'''
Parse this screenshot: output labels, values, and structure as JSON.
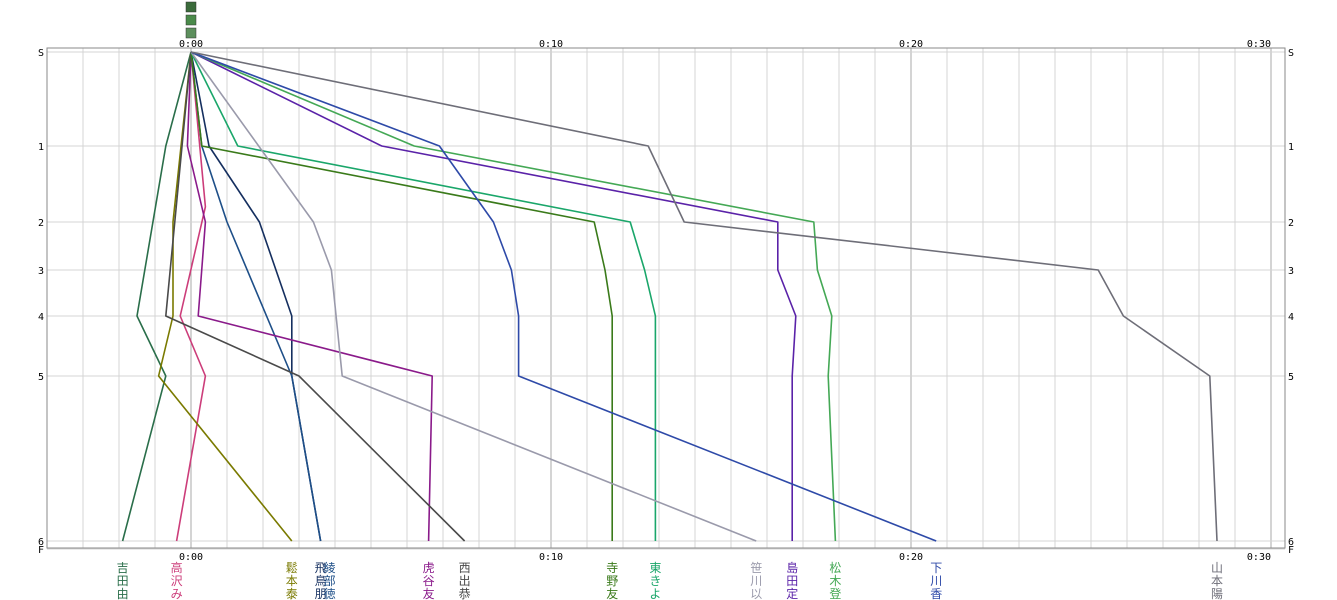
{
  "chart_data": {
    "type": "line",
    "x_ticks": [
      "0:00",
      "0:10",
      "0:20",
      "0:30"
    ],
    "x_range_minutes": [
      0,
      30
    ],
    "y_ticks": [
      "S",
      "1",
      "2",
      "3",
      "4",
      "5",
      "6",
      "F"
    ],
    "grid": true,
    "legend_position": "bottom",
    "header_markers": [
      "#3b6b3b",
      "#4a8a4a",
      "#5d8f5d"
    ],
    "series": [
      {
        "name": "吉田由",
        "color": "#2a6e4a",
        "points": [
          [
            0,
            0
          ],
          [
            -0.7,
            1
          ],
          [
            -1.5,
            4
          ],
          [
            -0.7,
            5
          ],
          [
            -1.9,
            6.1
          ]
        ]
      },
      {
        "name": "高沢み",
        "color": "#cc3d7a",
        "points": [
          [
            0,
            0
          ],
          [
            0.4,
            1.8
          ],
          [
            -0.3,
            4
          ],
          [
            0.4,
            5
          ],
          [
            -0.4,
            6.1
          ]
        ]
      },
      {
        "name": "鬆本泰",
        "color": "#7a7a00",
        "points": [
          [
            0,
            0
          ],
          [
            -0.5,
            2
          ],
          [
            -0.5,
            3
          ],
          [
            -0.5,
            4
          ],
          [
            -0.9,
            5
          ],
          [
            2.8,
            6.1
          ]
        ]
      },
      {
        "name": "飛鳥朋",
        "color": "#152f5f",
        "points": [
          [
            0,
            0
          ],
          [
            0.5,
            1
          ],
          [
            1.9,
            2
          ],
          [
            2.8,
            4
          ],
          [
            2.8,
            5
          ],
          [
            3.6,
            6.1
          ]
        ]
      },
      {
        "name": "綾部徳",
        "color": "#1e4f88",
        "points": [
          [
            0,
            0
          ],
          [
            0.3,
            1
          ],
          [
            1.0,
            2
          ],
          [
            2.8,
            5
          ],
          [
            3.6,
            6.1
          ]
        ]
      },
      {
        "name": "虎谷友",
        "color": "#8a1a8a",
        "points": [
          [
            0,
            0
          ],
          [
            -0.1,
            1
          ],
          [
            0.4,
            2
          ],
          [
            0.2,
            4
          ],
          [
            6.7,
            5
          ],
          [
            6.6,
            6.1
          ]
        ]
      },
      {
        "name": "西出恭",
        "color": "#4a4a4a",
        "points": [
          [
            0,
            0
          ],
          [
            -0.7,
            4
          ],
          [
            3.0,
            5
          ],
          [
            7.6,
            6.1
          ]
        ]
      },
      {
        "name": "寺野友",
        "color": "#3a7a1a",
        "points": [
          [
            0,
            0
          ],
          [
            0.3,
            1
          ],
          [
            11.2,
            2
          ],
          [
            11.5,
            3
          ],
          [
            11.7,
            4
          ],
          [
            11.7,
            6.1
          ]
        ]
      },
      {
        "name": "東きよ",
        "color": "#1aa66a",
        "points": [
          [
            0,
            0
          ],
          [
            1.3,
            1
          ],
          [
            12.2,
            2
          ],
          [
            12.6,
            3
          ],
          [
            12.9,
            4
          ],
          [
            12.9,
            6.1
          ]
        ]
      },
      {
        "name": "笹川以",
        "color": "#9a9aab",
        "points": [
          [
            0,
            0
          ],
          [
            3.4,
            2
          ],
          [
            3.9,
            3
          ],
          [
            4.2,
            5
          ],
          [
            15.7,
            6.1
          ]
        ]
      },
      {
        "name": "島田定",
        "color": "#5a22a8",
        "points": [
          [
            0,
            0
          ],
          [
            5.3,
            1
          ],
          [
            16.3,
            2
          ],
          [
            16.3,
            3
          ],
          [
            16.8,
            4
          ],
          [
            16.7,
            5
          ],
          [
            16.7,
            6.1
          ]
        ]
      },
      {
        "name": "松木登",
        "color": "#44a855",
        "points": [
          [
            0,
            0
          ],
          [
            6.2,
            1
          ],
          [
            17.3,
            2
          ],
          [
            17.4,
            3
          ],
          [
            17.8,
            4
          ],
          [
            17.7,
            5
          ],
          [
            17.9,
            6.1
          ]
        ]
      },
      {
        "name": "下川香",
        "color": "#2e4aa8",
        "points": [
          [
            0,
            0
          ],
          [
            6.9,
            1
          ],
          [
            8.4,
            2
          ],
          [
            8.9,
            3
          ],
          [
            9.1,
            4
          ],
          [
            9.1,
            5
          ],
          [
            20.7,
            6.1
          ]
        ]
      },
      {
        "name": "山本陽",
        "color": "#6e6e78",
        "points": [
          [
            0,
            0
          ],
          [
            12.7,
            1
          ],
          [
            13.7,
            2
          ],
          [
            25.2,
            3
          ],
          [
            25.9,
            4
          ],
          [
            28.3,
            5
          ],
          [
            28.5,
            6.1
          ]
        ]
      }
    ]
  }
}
'''
'''
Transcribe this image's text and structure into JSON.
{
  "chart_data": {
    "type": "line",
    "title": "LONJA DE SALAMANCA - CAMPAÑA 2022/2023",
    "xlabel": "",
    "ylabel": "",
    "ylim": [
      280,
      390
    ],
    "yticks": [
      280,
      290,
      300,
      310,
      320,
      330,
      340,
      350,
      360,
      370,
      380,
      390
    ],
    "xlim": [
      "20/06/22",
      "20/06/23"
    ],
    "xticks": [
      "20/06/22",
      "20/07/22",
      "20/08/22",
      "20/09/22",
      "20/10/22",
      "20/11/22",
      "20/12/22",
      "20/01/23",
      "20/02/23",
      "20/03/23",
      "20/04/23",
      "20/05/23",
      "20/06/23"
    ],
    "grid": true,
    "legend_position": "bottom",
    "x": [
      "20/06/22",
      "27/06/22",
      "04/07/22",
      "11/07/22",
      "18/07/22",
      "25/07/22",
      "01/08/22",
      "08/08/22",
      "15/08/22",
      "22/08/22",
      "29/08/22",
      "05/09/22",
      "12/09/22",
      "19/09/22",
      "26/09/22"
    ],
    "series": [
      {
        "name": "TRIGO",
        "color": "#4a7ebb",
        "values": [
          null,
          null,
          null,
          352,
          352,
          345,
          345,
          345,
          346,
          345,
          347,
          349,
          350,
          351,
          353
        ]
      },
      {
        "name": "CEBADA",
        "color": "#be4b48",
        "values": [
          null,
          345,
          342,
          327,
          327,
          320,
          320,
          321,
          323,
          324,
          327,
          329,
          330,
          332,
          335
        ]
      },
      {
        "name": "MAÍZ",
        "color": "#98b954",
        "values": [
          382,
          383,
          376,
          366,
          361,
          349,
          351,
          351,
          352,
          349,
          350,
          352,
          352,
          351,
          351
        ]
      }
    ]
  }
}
'''
'''
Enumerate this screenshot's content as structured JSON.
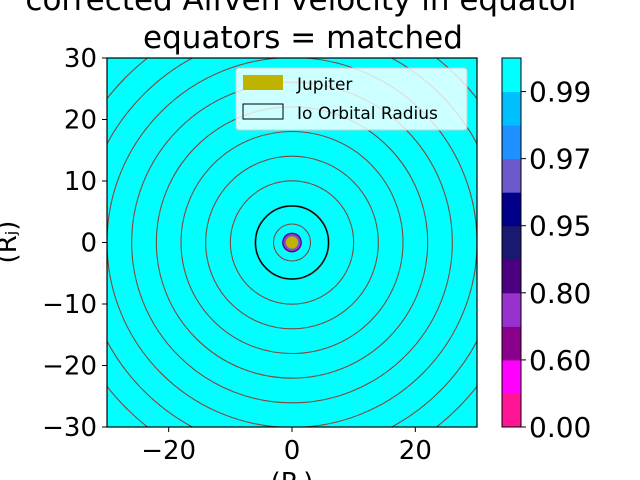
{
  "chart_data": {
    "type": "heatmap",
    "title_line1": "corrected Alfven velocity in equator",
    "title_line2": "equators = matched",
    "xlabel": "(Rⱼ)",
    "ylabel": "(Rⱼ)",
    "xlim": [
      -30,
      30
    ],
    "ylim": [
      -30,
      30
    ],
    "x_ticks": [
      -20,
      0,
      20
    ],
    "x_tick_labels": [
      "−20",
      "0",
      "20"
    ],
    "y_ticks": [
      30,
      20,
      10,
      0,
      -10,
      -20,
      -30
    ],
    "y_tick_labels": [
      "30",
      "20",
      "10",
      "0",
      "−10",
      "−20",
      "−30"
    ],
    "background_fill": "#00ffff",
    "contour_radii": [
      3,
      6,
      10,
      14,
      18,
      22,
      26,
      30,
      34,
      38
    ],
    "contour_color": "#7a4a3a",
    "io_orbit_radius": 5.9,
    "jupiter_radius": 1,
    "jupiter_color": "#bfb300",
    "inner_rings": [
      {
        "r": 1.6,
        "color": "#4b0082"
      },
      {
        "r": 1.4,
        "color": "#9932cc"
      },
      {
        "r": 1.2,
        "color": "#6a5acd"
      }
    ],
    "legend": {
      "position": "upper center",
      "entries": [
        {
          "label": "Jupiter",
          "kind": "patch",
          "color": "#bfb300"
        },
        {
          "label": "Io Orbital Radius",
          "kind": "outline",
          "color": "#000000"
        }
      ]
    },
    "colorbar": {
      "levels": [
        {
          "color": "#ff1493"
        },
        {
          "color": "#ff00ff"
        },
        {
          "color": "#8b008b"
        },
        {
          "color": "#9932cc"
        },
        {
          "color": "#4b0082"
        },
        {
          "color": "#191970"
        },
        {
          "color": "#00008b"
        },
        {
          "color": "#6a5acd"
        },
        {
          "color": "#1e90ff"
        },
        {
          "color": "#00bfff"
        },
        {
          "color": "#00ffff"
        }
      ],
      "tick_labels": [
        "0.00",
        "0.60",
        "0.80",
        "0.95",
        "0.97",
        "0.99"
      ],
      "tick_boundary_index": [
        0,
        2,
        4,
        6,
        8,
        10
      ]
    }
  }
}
'''
» WHAT IS NEEDED
Look above for every line with the word "screenshot" and copy it.

» FINAL RESULT
Parse this screenshot: output labels, values, and structure as JSON.
Enumerate this screenshot's content as structured JSON.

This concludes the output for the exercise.